# Problem to solve
Return the entries verbatim and drop every picture.
** Begin Data supplied **
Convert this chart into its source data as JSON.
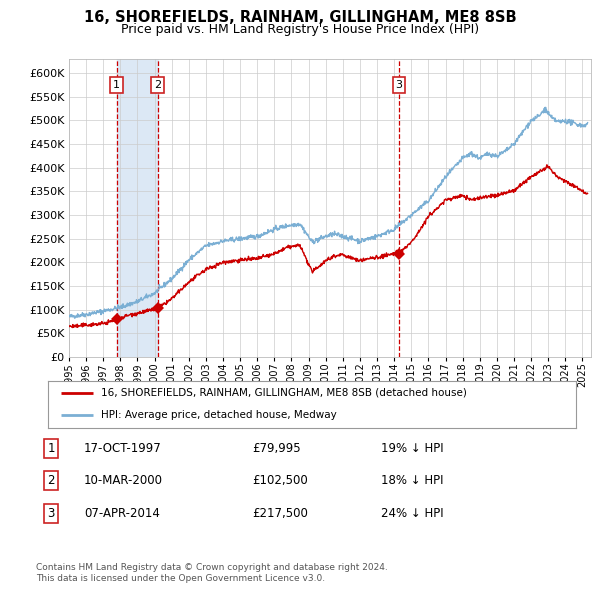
{
  "title": "16, SHOREFIELDS, RAINHAM, GILLINGHAM, ME8 8SB",
  "subtitle": "Price paid vs. HM Land Registry's House Price Index (HPI)",
  "title_fontsize": 10.5,
  "subtitle_fontsize": 9,
  "background_color": "#ffffff",
  "plot_bg_color": "#ffffff",
  "grid_color": "#cccccc",
  "legend_line1": "16, SHOREFIELDS, RAINHAM, GILLINGHAM, ME8 8SB (detached house)",
  "legend_line2": "HPI: Average price, detached house, Medway",
  "hpi_color": "#7bafd4",
  "price_color": "#cc0000",
  "sale_marker_color": "#cc0000",
  "annotation_box_color": "#cc2222",
  "vline_color": "#cc0000",
  "vline_shade_color": "#dce8f5",
  "footer1": "Contains HM Land Registry data © Crown copyright and database right 2024.",
  "footer2": "This data is licensed under the Open Government Licence v3.0.",
  "sales": [
    {
      "label": "1",
      "date_str": "17-OCT-1997",
      "date_x": 1997.79,
      "price": 79995,
      "pct": "19%",
      "direction": "↓"
    },
    {
      "label": "2",
      "date_str": "10-MAR-2000",
      "date_x": 2000.19,
      "price": 102500,
      "pct": "18%",
      "direction": "↓"
    },
    {
      "label": "3",
      "date_str": "07-APR-2014",
      "date_x": 2014.27,
      "price": 217500,
      "pct": "24%",
      "direction": "↓"
    }
  ],
  "ylim": [
    0,
    630000
  ],
  "yticks": [
    0,
    50000,
    100000,
    150000,
    200000,
    250000,
    300000,
    350000,
    400000,
    450000,
    500000,
    550000,
    600000
  ],
  "xlim": [
    1995,
    2025.5
  ]
}
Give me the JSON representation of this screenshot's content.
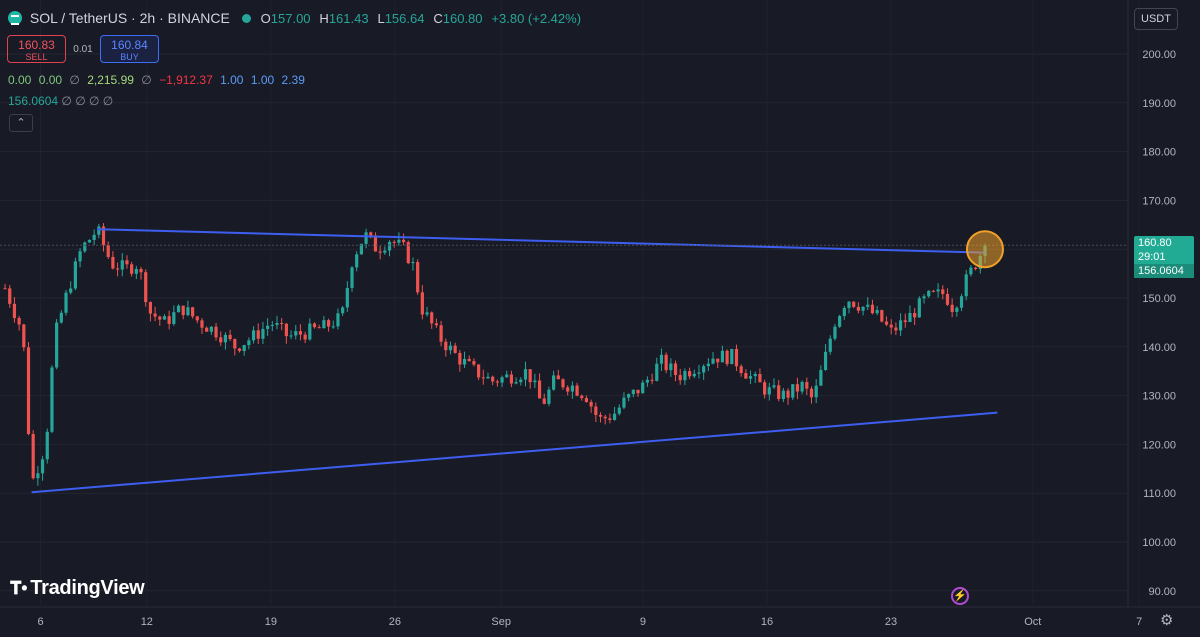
{
  "legend": {
    "title": "SOL / TetherUS · 2h · BINANCE",
    "open_label": "O",
    "open": "157.00",
    "high_label": "H",
    "high": "161.43",
    "low_label": "L",
    "low": "156.64",
    "close_label": "C",
    "close": "160.80",
    "change": "+3.80 (+2.42%)"
  },
  "trade": {
    "sell_price": "160.83",
    "sell_label": "SELL",
    "spread": "0.01",
    "buy_price": "160.84",
    "buy_label": "BUY"
  },
  "indicator_row_1": [
    "0.00",
    "0.00",
    "∅",
    "2,215.99",
    "∅",
    "−1,912.37",
    "1.00",
    "1.00",
    "2.39"
  ],
  "indicator_row_2": {
    "value": "156.0604",
    "symbols": "∅ ∅ ∅ ∅"
  },
  "collapse_icon": "chevron-up-icon",
  "currency_button": "USDT",
  "price_tag": {
    "price": "160.80",
    "countdown": "29:01",
    "indicator": "156.0604"
  },
  "brand": "TradingView",
  "colors": {
    "up": "#26a69a",
    "down": "#ef5350",
    "trendline": "#3d5ef0",
    "highlight": "#f0a12a",
    "background": "#181a25"
  },
  "chart_data": {
    "type": "candlestick",
    "symbol": "SOL / TetherUS",
    "interval": "2h",
    "y_ticks": [
      200,
      190,
      180,
      170,
      160,
      150,
      140,
      130,
      120,
      110,
      100,
      90
    ],
    "y_tick_labels": [
      "200.00",
      "190.00",
      "180.00",
      "170.00",
      "160.00",
      "150.00",
      "140.00",
      "130.00",
      "120.00",
      "110.00",
      "100.00",
      "90.00"
    ],
    "ylim": [
      87,
      210
    ],
    "x_ticks": [
      {
        "label": "6",
        "day": 6
      },
      {
        "label": "12",
        "day": 12
      },
      {
        "label": "19",
        "day": 19
      },
      {
        "label": "26",
        "day": 26
      },
      {
        "label": "Sep",
        "day": 32
      },
      {
        "label": "9",
        "day": 40
      },
      {
        "label": "16",
        "day": 47
      },
      {
        "label": "23",
        "day": 54
      },
      {
        "label": "Oct",
        "day": 62
      },
      {
        "label": "7",
        "day": 68
      }
    ],
    "xlim": [
      4,
      70
    ],
    "price_path": [
      [
        4.0,
        152
      ],
      [
        5.0,
        143
      ],
      [
        5.5,
        112
      ],
      [
        6.3,
        120
      ],
      [
        6.8,
        142
      ],
      [
        7.5,
        151
      ],
      [
        8.3,
        160
      ],
      [
        9.2,
        164
      ],
      [
        10.0,
        157
      ],
      [
        10.8,
        156
      ],
      [
        11.5,
        157
      ],
      [
        12.2,
        147
      ],
      [
        13.0,
        145
      ],
      [
        14.0,
        148
      ],
      [
        15.0,
        145
      ],
      [
        16.0,
        143
      ],
      [
        17.0,
        140
      ],
      [
        18.0,
        142
      ],
      [
        19.0,
        145
      ],
      [
        20.0,
        142
      ],
      [
        21.0,
        143
      ],
      [
        22.0,
        144
      ],
      [
        23.0,
        146
      ],
      [
        23.6,
        158
      ],
      [
        24.3,
        163
      ],
      [
        25.0,
        160
      ],
      [
        25.7,
        162
      ],
      [
        26.5,
        160
      ],
      [
        27.0,
        157
      ],
      [
        27.5,
        148
      ],
      [
        28.5,
        142
      ],
      [
        29.5,
        138
      ],
      [
        30.5,
        135
      ],
      [
        31.5,
        133
      ],
      [
        32.5,
        134
      ],
      [
        33.5,
        135
      ],
      [
        34.3,
        128
      ],
      [
        35.0,
        133
      ],
      [
        36.0,
        132
      ],
      [
        36.8,
        130
      ],
      [
        37.5,
        125
      ],
      [
        38.3,
        126
      ],
      [
        39.0,
        129
      ],
      [
        40.0,
        132
      ],
      [
        41.0,
        137
      ],
      [
        42.0,
        134
      ],
      [
        43.0,
        136
      ],
      [
        44.0,
        138
      ],
      [
        45.0,
        138
      ],
      [
        46.0,
        134
      ],
      [
        47.0,
        131
      ],
      [
        48.0,
        130
      ],
      [
        49.0,
        132
      ],
      [
        49.6,
        129
      ],
      [
        50.3,
        138
      ],
      [
        50.8,
        145
      ],
      [
        51.5,
        150
      ],
      [
        52.5,
        148
      ],
      [
        53.3,
        146
      ],
      [
        54.0,
        143
      ],
      [
        55.0,
        146
      ],
      [
        56.0,
        150
      ],
      [
        57.0,
        151
      ],
      [
        57.5,
        148
      ],
      [
        58.3,
        154
      ],
      [
        58.9,
        158
      ],
      [
        59.3,
        160.8
      ]
    ],
    "candle_count": 210,
    "current_price": 160.8,
    "trendlines": [
      {
        "from": {
          "day": 9.2,
          "price": 164.1
        },
        "to": {
          "day": 59.3,
          "price": 159.3
        }
      },
      {
        "from": {
          "day": 5.5,
          "price": 110.2
        },
        "to": {
          "day": 60.0,
          "price": 126.5
        }
      }
    ],
    "highlight_circle": {
      "day": 59.3,
      "price": 160
    }
  }
}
** End Data supplied **
# Solution for this task
Convert this chart into its source data as JSON.
{
  "title": "16, SHOREFIELDS, RAINHAM, GILLINGHAM, ME8 8SB",
  "subtitle": "Price paid vs. HM Land Registry's House Price Index (HPI)",
  "title_fontsize": 10.5,
  "subtitle_fontsize": 9,
  "background_color": "#ffffff",
  "plot_bg_color": "#ffffff",
  "grid_color": "#cccccc",
  "legend_line1": "16, SHOREFIELDS, RAINHAM, GILLINGHAM, ME8 8SB (detached house)",
  "legend_line2": "HPI: Average price, detached house, Medway",
  "hpi_color": "#7bafd4",
  "price_color": "#cc0000",
  "sale_marker_color": "#cc0000",
  "annotation_box_color": "#cc2222",
  "vline_color": "#cc0000",
  "vline_shade_color": "#dce8f5",
  "footer1": "Contains HM Land Registry data © Crown copyright and database right 2024.",
  "footer2": "This data is licensed under the Open Government Licence v3.0.",
  "sales": [
    {
      "label": "1",
      "date_str": "17-OCT-1997",
      "date_x": 1997.79,
      "price": 79995,
      "pct": "19%",
      "direction": "↓"
    },
    {
      "label": "2",
      "date_str": "10-MAR-2000",
      "date_x": 2000.19,
      "price": 102500,
      "pct": "18%",
      "direction": "↓"
    },
    {
      "label": "3",
      "date_str": "07-APR-2014",
      "date_x": 2014.27,
      "price": 217500,
      "pct": "24%",
      "direction": "↓"
    }
  ],
  "ylim": [
    0,
    630000
  ],
  "yticks": [
    0,
    50000,
    100000,
    150000,
    200000,
    250000,
    300000,
    350000,
    400000,
    450000,
    500000,
    550000,
    600000
  ],
  "xlim": [
    1995,
    2025.5
  ]
}
Give me the JSON representation of this screenshot's content.
{
  "legend": {
    "title": "SOL / TetherUS · 2h · BINANCE",
    "open_label": "O",
    "open": "157.00",
    "high_label": "H",
    "high": "161.43",
    "low_label": "L",
    "low": "156.64",
    "close_label": "C",
    "close": "160.80",
    "change": "+3.80 (+2.42%)"
  },
  "trade": {
    "sell_price": "160.83",
    "sell_label": "SELL",
    "spread": "0.01",
    "buy_price": "160.84",
    "buy_label": "BUY"
  },
  "indicator_row_1": [
    "0.00",
    "0.00",
    "∅",
    "2,215.99",
    "∅",
    "−1,912.37",
    "1.00",
    "1.00",
    "2.39"
  ],
  "indicator_row_2": {
    "value": "156.0604",
    "symbols": "∅ ∅ ∅ ∅"
  },
  "collapse_icon": "chevron-up-icon",
  "currency_button": "USDT",
  "price_tag": {
    "price": "160.80",
    "countdown": "29:01",
    "indicator": "156.0604"
  },
  "brand": "TradingView",
  "colors": {
    "up": "#26a69a",
    "down": "#ef5350",
    "trendline": "#3d5ef0",
    "highlight": "#f0a12a",
    "background": "#181a25"
  },
  "chart_data": {
    "type": "candlestick",
    "symbol": "SOL / TetherUS",
    "interval": "2h",
    "y_ticks": [
      200,
      190,
      180,
      170,
      160,
      150,
      140,
      130,
      120,
      110,
      100,
      90
    ],
    "y_tick_labels": [
      "200.00",
      "190.00",
      "180.00",
      "170.00",
      "160.00",
      "150.00",
      "140.00",
      "130.00",
      "120.00",
      "110.00",
      "100.00",
      "90.00"
    ],
    "ylim": [
      87,
      210
    ],
    "x_ticks": [
      {
        "label": "6",
        "day": 6
      },
      {
        "label": "12",
        "day": 12
      },
      {
        "label": "19",
        "day": 19
      },
      {
        "label": "26",
        "day": 26
      },
      {
        "label": "Sep",
        "day": 32
      },
      {
        "label": "9",
        "day": 40
      },
      {
        "label": "16",
        "day": 47
      },
      {
        "label": "23",
        "day": 54
      },
      {
        "label": "Oct",
        "day": 62
      },
      {
        "label": "7",
        "day": 68
      }
    ],
    "xlim": [
      4,
      70
    ],
    "price_path": [
      [
        4.0,
        152
      ],
      [
        5.0,
        143
      ],
      [
        5.5,
        112
      ],
      [
        6.3,
        120
      ],
      [
        6.8,
        142
      ],
      [
        7.5,
        151
      ],
      [
        8.3,
        160
      ],
      [
        9.2,
        164
      ],
      [
        10.0,
        157
      ],
      [
        10.8,
        156
      ],
      [
        11.5,
        157
      ],
      [
        12.2,
        147
      ],
      [
        13.0,
        145
      ],
      [
        14.0,
        148
      ],
      [
        15.0,
        145
      ],
      [
        16.0,
        143
      ],
      [
        17.0,
        140
      ],
      [
        18.0,
        142
      ],
      [
        19.0,
        145
      ],
      [
        20.0,
        142
      ],
      [
        21.0,
        143
      ],
      [
        22.0,
        144
      ],
      [
        23.0,
        146
      ],
      [
        23.6,
        158
      ],
      [
        24.3,
        163
      ],
      [
        25.0,
        160
      ],
      [
        25.7,
        162
      ],
      [
        26.5,
        160
      ],
      [
        27.0,
        157
      ],
      [
        27.5,
        148
      ],
      [
        28.5,
        142
      ],
      [
        29.5,
        138
      ],
      [
        30.5,
        135
      ],
      [
        31.5,
        133
      ],
      [
        32.5,
        134
      ],
      [
        33.5,
        135
      ],
      [
        34.3,
        128
      ],
      [
        35.0,
        133
      ],
      [
        36.0,
        132
      ],
      [
        36.8,
        130
      ],
      [
        37.5,
        125
      ],
      [
        38.3,
        126
      ],
      [
        39.0,
        129
      ],
      [
        40.0,
        132
      ],
      [
        41.0,
        137
      ],
      [
        42.0,
        134
      ],
      [
        43.0,
        136
      ],
      [
        44.0,
        138
      ],
      [
        45.0,
        138
      ],
      [
        46.0,
        134
      ],
      [
        47.0,
        131
      ],
      [
        48.0,
        130
      ],
      [
        49.0,
        132
      ],
      [
        49.6,
        129
      ],
      [
        50.3,
        138
      ],
      [
        50.8,
        145
      ],
      [
        51.5,
        150
      ],
      [
        52.5,
        148
      ],
      [
        53.3,
        146
      ],
      [
        54.0,
        143
      ],
      [
        55.0,
        146
      ],
      [
        56.0,
        150
      ],
      [
        57.0,
        151
      ],
      [
        57.5,
        148
      ],
      [
        58.3,
        154
      ],
      [
        58.9,
        158
      ],
      [
        59.3,
        160.8
      ]
    ],
    "candle_count": 210,
    "current_price": 160.8,
    "trendlines": [
      {
        "from": {
          "day": 9.2,
          "price": 164.1
        },
        "to": {
          "day": 59.3,
          "price": 159.3
        }
      },
      {
        "from": {
          "day": 5.5,
          "price": 110.2
        },
        "to": {
          "day": 60.0,
          "price": 126.5
        }
      }
    ],
    "highlight_circle": {
      "day": 59.3,
      "price": 160
    }
  }
}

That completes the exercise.